■ **Excerpt to read**
┄┄┄┄┄┄┄┄┄┄┄┄┄┄┄┄┄┄┄┄

Wildfire season has begun. In Colorado, the Black Forest Fire has destroyed over 360 homes, forced evacuations for at least 38,000 people, and taken two lives. At just 5-percent contained, this fire may be raging for some time. Given the dry conditions in the mountains and western US, more fires will surely follow.
How can you help Colorado wildfire victims?
Support the Red Cross’ Disaster Relief Fund. Over 800 people in Colorado stayed at Red Cross shelters last night, and more will be sure to need support tonight.
The Pikes Peak Community Foundation has set up an Emergency Relief Fund for the Black Forest Fire, one that will support agencies and organizations in the short and long-term. You can donate to the fund here.
Visit HelpColoradoNow.org, a website with useful tips about what to do, and what not to do, to support people after disasters. If you have a house to stay that you’d like to share with others, or have a restaurant and want to donate meals, this site can connect you. The website also lists material donations that are needed, and where to bring them — though none are needed at this time.
Also, here are a few thoughts from my firefighter husband on wildfires:
- Please don’t try to make a Costco run and deliver stuff (water bottles, homemade cookies) to the front lines. I know, it sounds crazy that people who don’t have a firetruck would drive toward flames, but it happens. If it’s an evacuation area, stay out, and resist the urge to drive by and check out the scene.
- If you’re ever in an evacuation area, leave. Quickly. If you hang around post evacuation, it means you are putting yourself in danger — and first responders could be put in even more danger when trying to rescue you.
- If you live in a small town or a rural community, consider joining your local volunteer fire department. Depending on where you may not respond to wildfires, but most of these volunteer departments need more folks who want to put in the time and energy to help their neighbors.

┄┄┄┄┄┄┄┄┄┄┄┄┄┄┄┄┄┄┄┄

■ **Dataset**
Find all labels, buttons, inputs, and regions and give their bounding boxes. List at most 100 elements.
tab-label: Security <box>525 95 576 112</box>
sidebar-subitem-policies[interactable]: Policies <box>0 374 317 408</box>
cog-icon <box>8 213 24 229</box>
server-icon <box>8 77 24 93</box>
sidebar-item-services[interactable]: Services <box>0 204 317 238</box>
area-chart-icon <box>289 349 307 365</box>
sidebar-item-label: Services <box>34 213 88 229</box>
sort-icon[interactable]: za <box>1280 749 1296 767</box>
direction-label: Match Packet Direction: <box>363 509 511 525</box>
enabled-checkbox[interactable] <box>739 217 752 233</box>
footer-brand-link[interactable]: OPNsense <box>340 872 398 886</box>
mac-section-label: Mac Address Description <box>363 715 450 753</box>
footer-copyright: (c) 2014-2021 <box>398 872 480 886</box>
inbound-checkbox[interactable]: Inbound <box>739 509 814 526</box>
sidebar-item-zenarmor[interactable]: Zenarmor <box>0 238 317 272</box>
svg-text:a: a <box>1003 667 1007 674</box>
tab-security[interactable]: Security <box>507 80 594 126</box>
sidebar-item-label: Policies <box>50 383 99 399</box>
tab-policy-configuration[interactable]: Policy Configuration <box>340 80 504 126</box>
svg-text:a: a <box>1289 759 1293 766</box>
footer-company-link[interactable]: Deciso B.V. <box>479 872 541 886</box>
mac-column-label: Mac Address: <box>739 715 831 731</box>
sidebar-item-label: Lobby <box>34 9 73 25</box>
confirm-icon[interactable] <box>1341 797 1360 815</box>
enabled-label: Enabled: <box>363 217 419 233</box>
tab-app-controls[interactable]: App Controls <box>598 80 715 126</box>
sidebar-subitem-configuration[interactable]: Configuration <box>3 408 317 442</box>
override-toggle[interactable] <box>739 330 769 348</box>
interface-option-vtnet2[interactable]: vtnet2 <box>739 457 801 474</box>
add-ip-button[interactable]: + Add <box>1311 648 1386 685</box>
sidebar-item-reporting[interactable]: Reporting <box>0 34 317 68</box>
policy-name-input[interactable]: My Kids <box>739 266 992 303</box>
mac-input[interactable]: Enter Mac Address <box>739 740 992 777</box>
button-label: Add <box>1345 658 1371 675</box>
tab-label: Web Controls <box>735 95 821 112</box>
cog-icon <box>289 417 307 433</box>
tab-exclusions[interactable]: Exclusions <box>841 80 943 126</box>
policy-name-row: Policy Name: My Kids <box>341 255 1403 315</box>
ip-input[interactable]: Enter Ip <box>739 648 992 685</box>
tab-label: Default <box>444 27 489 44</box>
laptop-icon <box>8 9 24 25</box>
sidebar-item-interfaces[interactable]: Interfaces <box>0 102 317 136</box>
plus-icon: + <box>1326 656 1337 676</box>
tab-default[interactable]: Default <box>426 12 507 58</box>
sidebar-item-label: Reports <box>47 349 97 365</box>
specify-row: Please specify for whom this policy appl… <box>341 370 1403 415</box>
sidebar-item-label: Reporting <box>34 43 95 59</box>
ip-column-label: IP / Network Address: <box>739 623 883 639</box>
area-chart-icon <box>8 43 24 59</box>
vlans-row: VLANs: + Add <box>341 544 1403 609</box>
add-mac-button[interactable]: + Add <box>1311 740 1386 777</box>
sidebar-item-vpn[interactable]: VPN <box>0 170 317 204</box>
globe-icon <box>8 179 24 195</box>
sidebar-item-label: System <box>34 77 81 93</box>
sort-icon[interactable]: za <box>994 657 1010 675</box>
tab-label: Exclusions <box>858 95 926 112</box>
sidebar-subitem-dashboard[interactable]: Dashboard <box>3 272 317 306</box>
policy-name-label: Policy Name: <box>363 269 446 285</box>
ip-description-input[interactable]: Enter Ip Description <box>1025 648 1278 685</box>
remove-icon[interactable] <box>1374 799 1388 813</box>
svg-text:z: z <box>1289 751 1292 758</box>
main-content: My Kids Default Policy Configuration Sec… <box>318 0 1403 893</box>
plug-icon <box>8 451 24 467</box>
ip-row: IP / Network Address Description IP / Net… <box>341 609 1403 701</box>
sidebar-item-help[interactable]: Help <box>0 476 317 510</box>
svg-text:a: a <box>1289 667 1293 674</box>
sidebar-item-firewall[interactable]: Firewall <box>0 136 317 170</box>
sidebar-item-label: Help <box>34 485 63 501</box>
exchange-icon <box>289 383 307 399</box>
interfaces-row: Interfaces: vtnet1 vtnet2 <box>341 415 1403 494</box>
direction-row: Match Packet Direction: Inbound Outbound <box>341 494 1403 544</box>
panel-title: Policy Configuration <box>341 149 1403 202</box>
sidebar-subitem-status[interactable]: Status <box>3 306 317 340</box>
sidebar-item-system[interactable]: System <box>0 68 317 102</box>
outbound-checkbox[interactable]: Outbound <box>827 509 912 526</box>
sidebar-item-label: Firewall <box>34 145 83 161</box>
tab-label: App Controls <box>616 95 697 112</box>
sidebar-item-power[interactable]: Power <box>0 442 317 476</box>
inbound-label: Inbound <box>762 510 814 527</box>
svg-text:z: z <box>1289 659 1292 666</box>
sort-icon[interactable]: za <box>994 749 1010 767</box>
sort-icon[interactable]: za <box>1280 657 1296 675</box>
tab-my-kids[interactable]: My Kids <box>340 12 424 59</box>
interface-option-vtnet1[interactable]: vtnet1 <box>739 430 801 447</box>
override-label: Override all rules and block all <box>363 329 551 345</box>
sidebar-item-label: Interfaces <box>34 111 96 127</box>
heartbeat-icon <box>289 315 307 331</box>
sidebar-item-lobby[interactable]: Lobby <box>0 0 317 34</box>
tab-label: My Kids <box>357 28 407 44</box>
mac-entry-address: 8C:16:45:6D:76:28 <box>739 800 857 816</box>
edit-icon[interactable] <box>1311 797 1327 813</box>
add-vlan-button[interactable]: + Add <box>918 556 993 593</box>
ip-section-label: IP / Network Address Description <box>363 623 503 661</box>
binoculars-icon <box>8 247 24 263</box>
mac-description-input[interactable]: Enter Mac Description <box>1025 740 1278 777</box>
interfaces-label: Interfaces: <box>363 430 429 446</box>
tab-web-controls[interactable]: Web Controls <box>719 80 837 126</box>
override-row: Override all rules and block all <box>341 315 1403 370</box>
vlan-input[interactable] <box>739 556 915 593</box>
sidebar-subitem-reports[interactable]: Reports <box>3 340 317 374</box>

┄┄┄┄┄┄┄┄┄┄┄┄┄┄┄┄┄┄┄┄

■ **Aim of the task**
Answer the following from the wildfire relief text.
(a) How many homes has the Black Forest Fire destroyed?
(b) How many people in Colorado stayed at Red Cross shelters last night?
(c) Which website can connect people who want to share a house or donate meals?

■ **Exercise output**
(a) Over 360
(b) Over 800
(c) HelpColoradoNow.org